* _Aim of the task_
Restate the entire listing word for word.
— BEGIN —
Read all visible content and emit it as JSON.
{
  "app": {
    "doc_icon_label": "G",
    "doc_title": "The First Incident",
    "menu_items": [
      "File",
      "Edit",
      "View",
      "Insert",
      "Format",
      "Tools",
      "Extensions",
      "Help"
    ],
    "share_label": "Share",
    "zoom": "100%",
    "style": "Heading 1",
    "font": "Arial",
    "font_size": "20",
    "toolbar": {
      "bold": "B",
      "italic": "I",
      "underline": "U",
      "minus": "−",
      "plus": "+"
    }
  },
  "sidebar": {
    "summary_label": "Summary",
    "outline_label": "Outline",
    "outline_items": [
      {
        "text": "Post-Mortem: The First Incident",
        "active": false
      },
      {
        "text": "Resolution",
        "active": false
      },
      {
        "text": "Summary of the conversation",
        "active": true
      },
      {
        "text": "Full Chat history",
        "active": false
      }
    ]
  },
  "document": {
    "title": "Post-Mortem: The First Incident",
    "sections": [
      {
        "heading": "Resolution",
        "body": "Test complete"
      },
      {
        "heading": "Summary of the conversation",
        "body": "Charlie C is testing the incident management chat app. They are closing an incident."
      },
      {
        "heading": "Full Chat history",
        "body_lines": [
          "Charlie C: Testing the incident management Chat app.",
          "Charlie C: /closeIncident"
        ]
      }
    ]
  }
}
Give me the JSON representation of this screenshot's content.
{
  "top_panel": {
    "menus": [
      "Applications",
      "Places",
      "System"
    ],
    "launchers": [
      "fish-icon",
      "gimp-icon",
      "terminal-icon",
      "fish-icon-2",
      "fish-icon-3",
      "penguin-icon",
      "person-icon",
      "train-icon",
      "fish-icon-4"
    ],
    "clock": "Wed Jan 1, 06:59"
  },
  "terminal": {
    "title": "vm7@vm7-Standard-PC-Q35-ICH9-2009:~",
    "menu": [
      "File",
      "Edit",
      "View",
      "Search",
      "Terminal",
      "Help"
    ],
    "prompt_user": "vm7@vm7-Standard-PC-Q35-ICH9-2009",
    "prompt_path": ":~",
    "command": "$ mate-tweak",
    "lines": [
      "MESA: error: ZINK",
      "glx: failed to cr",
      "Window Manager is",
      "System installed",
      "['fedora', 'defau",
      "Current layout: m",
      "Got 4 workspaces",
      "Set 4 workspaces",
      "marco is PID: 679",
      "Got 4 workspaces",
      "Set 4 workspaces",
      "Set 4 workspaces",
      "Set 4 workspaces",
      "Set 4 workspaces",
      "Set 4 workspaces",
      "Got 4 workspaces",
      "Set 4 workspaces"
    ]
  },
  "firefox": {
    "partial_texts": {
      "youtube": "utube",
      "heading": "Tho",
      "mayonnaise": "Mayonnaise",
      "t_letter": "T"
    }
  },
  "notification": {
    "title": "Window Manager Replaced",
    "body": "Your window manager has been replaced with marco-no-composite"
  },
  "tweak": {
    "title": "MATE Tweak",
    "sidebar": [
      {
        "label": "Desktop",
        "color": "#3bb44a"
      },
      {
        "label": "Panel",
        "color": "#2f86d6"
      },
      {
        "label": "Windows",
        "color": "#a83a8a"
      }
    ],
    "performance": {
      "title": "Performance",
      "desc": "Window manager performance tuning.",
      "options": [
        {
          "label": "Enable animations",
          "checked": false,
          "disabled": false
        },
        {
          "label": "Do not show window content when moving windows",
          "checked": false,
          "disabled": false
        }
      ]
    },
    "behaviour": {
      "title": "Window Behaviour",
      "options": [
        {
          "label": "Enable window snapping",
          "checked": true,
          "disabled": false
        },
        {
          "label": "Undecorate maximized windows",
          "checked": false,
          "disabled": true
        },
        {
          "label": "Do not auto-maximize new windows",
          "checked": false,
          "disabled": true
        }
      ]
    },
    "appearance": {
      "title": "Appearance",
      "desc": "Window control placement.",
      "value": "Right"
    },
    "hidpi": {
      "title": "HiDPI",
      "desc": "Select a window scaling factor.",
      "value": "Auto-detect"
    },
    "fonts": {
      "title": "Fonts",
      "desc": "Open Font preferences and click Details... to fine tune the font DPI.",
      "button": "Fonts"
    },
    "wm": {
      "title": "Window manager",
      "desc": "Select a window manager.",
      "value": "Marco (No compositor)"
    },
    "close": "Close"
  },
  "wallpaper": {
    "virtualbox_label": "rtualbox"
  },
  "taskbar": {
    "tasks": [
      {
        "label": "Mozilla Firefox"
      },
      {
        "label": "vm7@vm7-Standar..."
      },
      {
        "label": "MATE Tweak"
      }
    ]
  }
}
— END —
* _Result below_
Read all visible content and emit it as JSON.
{
  "app": {
    "doc_icon_label": "G",
    "doc_title": "The First Incident",
    "menu_items": [
      "File",
      "Edit",
      "View",
      "Insert",
      "Format",
      "Tools",
      "Extensions",
      "Help"
    ],
    "share_label": "Share",
    "zoom": "100%",
    "style": "Heading 1",
    "font": "Arial",
    "font_size": "20",
    "toolbar": {
      "bold": "B",
      "italic": "I",
      "underline": "U",
      "minus": "−",
      "plus": "+"
    }
  },
  "sidebar": {
    "summary_label": "Summary",
    "outline_label": "Outline",
    "outline_items": [
      {
        "text": "Post-Mortem: The First Incident",
        "active": false
      },
      {
        "text": "Resolution",
        "active": false
      },
      {
        "text": "Summary of the conversation",
        "active": true
      },
      {
        "text": "Full Chat history",
        "active": false
      }
    ]
  },
  "document": {
    "title": "Post-Mortem: The First Incident",
    "sections": [
      {
        "heading": "Resolution",
        "body": "Test complete"
      },
      {
        "heading": "Summary of the conversation",
        "body": "Charlie C is testing the incident management chat app. They are closing an incident."
      },
      {
        "heading": "Full Chat history",
        "body_lines": [
          "Charlie C: Testing the incident management Chat app.",
          "Charlie C: /closeIncident"
        ]
      }
    ]
  }
}
Give me the JSON representation of this screenshot's content.
{
  "top_panel": {
    "menus": [
      "Applications",
      "Places",
      "System"
    ],
    "launchers": [
      "fish-icon",
      "gimp-icon",
      "terminal-icon",
      "fish-icon-2",
      "fish-icon-3",
      "penguin-icon",
      "person-icon",
      "train-icon",
      "fish-icon-4"
    ],
    "clock": "Wed Jan 1, 06:59"
  },
  "terminal": {
    "title": "vm7@vm7-Standard-PC-Q35-ICH9-2009:~",
    "menu": [
      "File",
      "Edit",
      "View",
      "Search",
      "Terminal",
      "Help"
    ],
    "prompt_user": "vm7@vm7-Standard-PC-Q35-ICH9-2009",
    "prompt_path": ":~",
    "command": "$ mate-tweak",
    "lines": [
      "MESA: error: ZINK",
      "glx: failed to cr",
      "Window Manager is",
      "System installed",
      "['fedora', 'defau",
      "Current layout: m",
      "Got 4 workspaces",
      "Set 4 workspaces",
      "marco is PID: 679",
      "Got 4 workspaces",
      "Set 4 workspaces",
      "Set 4 workspaces",
      "Set 4 workspaces",
      "Set 4 workspaces",
      "Set 4 workspaces",
      "Got 4 workspaces",
      "Set 4 workspaces"
    ]
  },
  "firefox": {
    "partial_texts": {
      "youtube": "utube",
      "heading": "Tho",
      "mayonnaise": "Mayonnaise",
      "t_letter": "T"
    }
  },
  "notification": {
    "title": "Window Manager Replaced",
    "body": "Your window manager has been replaced with marco-no-composite"
  },
  "tweak": {
    "title": "MATE Tweak",
    "sidebar": [
      {
        "label": "Desktop",
        "color": "#3bb44a"
      },
      {
        "label": "Panel",
        "color": "#2f86d6"
      },
      {
        "label": "Windows",
        "color": "#a83a8a"
      }
    ],
    "performance": {
      "title": "Performance",
      "desc": "Window manager performance tuning.",
      "options": [
        {
          "label": "Enable animations",
          "checked": false,
          "disabled": false
        },
        {
          "label": "Do not show window content when moving windows",
          "checked": false,
          "disabled": false
        }
      ]
    },
    "behaviour": {
      "title": "Window Behaviour",
      "options": [
        {
          "label": "Enable window snapping",
          "checked": true,
          "disabled": false
        },
        {
          "label": "Undecorate maximized windows",
          "checked": false,
          "disabled": true
        },
        {
          "label": "Do not auto-maximize new windows",
          "checked": false,
          "disabled": true
        }
      ]
    },
    "appearance": {
      "title": "Appearance",
      "desc": "Window control placement.",
      "value": "Right"
    },
    "hidpi": {
      "title": "HiDPI",
      "desc": "Select a window scaling factor.",
      "value": "Auto-detect"
    },
    "fonts": {
      "title": "Fonts",
      "desc": "Open Font preferences and click Details... to fine tune the font DPI.",
      "button": "Fonts"
    },
    "wm": {
      "title": "Window manager",
      "desc": "Select a window manager.",
      "value": "Marco (No compositor)"
    },
    "close": "Close"
  },
  "wallpaper": {
    "virtualbox_label": "rtualbox"
  },
  "taskbar": {
    "tasks": [
      {
        "label": "Mozilla Firefox"
      },
      {
        "label": "vm7@vm7-Standar..."
      },
      {
        "label": "MATE Tweak"
      }
    ]
  }
}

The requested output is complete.